Each record below should be output verbatim, without pictures.

* [Supplied entries]
════════════════

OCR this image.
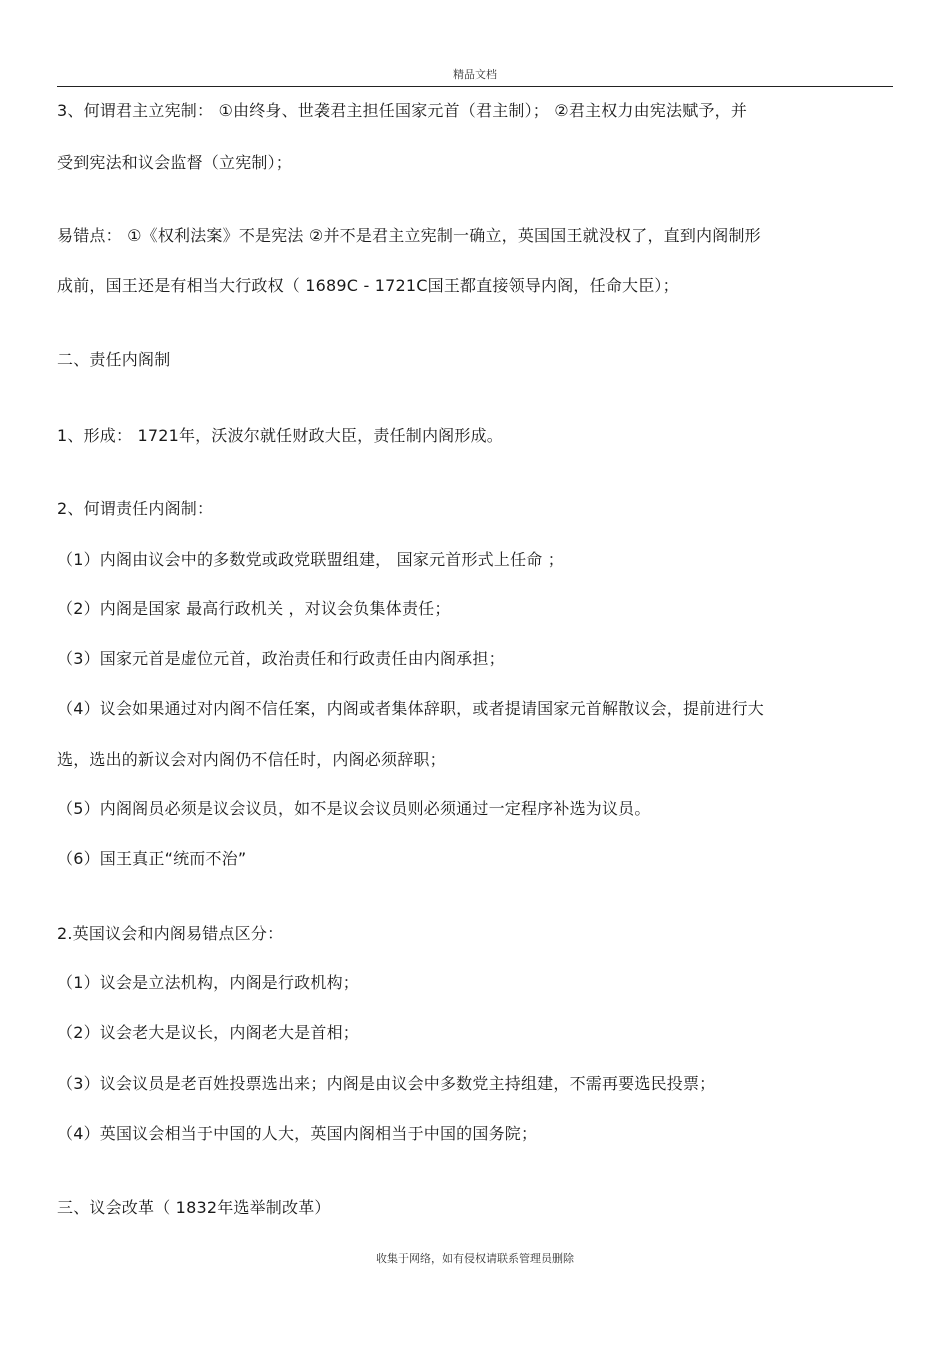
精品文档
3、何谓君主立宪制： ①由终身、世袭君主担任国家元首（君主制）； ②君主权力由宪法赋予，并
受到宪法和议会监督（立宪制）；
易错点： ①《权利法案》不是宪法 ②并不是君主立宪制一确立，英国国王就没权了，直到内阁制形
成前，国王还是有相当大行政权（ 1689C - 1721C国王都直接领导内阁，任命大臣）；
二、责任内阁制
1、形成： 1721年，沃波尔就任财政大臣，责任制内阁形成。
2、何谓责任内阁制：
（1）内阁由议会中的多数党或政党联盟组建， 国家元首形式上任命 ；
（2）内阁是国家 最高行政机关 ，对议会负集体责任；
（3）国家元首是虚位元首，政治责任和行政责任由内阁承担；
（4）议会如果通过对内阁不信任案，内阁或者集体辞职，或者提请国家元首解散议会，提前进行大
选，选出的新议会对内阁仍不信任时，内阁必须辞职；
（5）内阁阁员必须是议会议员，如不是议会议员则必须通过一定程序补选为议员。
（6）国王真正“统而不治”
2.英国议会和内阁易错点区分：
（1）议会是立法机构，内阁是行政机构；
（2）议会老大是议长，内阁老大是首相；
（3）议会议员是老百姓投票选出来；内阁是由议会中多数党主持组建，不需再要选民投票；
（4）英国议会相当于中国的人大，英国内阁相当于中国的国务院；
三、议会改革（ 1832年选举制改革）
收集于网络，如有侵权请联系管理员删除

════════════════

* [Worked answer]
OCR this image.
精品文档
3、何谓君主立宪制： ①由终身、世袭君主担任国家元首（君主制）； ②君主权力由宪法赋予，并
受到宪法和议会监督（立宪制）；
易错点： ①《权利法案》不是宪法 ②并不是君主立宪制一确立，英国国王就没权了，直到内阁制形
成前，国王还是有相当大行政权（ 1689C - 1721C国王都直接领导内阁，任命大臣）；
二、责任内阁制
1、形成： 1721年，沃波尔就任财政大臣，责任制内阁形成。
2、何谓责任内阁制：
（1）内阁由议会中的多数党或政党联盟组建， 国家元首形式上任命 ；
（2）内阁是国家 最高行政机关 ，对议会负集体责任；
（3）国家元首是虚位元首，政治责任和行政责任由内阁承担；
（4）议会如果通过对内阁不信任案，内阁或者集体辞职，或者提请国家元首解散议会，提前进行大
选，选出的新议会对内阁仍不信任时，内阁必须辞职；
（5）内阁阁员必须是议会议员，如不是议会议员则必须通过一定程序补选为议员。
（6）国王真正“统而不治”
2.英国议会和内阁易错点区分：
（1）议会是立法机构，内阁是行政机构；
（2）议会老大是议长，内阁老大是首相；
（3）议会议员是老百姓投票选出来；内阁是由议会中多数党主持组建，不需再要选民投票；
（4）英国议会相当于中国的人大，英国内阁相当于中国的国务院；
三、议会改革（ 1832年选举制改革）
收集于网络，如有侵权请联系管理员删除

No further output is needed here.